## Goal of the exercise
Return all of the lines below word for word, changing nothing.

[Element and region data]

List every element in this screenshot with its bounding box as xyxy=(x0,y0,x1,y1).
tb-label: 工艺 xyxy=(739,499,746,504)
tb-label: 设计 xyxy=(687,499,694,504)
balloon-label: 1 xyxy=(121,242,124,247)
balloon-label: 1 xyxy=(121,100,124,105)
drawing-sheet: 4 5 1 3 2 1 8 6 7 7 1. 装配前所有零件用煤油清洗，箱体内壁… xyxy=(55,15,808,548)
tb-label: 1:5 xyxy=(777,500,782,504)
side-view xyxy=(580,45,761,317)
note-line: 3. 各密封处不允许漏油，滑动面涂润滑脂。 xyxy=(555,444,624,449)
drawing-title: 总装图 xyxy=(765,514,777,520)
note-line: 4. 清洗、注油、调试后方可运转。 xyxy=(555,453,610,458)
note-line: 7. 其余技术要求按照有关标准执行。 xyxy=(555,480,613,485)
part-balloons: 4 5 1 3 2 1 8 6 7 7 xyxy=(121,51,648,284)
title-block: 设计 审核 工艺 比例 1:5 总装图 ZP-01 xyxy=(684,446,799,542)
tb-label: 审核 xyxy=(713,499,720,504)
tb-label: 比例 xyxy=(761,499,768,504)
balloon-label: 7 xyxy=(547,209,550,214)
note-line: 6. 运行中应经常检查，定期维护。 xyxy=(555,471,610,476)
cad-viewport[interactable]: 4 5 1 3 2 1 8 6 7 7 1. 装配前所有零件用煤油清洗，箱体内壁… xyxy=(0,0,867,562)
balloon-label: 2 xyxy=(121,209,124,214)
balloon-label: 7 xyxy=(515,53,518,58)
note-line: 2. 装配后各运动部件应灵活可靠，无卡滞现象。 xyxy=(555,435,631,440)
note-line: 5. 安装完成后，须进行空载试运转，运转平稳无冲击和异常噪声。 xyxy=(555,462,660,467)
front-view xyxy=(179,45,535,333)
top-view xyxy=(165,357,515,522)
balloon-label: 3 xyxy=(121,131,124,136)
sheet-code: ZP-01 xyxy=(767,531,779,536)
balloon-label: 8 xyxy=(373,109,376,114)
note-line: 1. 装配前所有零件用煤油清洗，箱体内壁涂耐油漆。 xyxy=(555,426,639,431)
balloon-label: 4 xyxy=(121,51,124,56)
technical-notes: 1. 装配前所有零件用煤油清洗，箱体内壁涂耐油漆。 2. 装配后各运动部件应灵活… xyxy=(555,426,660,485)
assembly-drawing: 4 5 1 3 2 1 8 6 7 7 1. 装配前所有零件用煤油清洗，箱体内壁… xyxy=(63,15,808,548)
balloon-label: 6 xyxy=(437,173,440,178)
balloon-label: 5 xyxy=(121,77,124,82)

## Result of this task
List every element in this screenshot with its bounding box as xyxy=(x0,y0,x1,y1).
tb-label: 工艺 xyxy=(739,499,746,504)
tb-label: 设计 xyxy=(687,499,694,504)
balloon-label: 1 xyxy=(121,242,124,247)
balloon-label: 1 xyxy=(121,100,124,105)
drawing-sheet: 4 5 1 3 2 1 8 6 7 7 1. 装配前所有零件用煤油清洗，箱体内壁… xyxy=(55,15,808,548)
tb-label: 1:5 xyxy=(777,500,782,504)
side-view xyxy=(580,45,761,317)
note-line: 3. 各密封处不允许漏油，滑动面涂润滑脂。 xyxy=(555,444,624,449)
drawing-title: 总装图 xyxy=(765,514,777,520)
note-line: 4. 清洗、注油、调试后方可运转。 xyxy=(555,453,610,458)
note-line: 7. 其余技术要求按照有关标准执行。 xyxy=(555,480,613,485)
part-balloons: 4 5 1 3 2 1 8 6 7 7 xyxy=(121,51,648,284)
title-block: 设计 审核 工艺 比例 1:5 总装图 ZP-01 xyxy=(684,446,799,542)
tb-label: 审核 xyxy=(713,499,720,504)
tb-label: 比例 xyxy=(761,499,768,504)
balloon-label: 7 xyxy=(547,209,550,214)
note-line: 6. 运行中应经常检查，定期维护。 xyxy=(555,471,610,476)
cad-viewport[interactable]: 4 5 1 3 2 1 8 6 7 7 1. 装配前所有零件用煤油清洗，箱体内壁… xyxy=(0,0,867,562)
balloon-label: 2 xyxy=(121,209,124,214)
balloon-label: 7 xyxy=(515,53,518,58)
note-line: 2. 装配后各运动部件应灵活可靠，无卡滞现象。 xyxy=(555,435,631,440)
note-line: 5. 安装完成后，须进行空载试运转，运转平稳无冲击和异常噪声。 xyxy=(555,462,660,467)
front-view xyxy=(179,45,535,333)
top-view xyxy=(165,357,515,522)
balloon-label: 3 xyxy=(121,131,124,136)
sheet-code: ZP-01 xyxy=(767,531,779,536)
balloon-label: 8 xyxy=(373,109,376,114)
note-line: 1. 装配前所有零件用煤油清洗，箱体内壁涂耐油漆。 xyxy=(555,426,639,431)
balloon-label: 4 xyxy=(121,51,124,56)
technical-notes: 1. 装配前所有零件用煤油清洗，箱体内壁涂耐油漆。 2. 装配后各运动部件应灵活… xyxy=(555,426,660,485)
assembly-drawing: 4 5 1 3 2 1 8 6 7 7 1. 装配前所有零件用煤油清洗，箱体内壁… xyxy=(63,15,808,548)
balloon-label: 6 xyxy=(437,173,440,178)
balloon-label: 5 xyxy=(121,77,124,82)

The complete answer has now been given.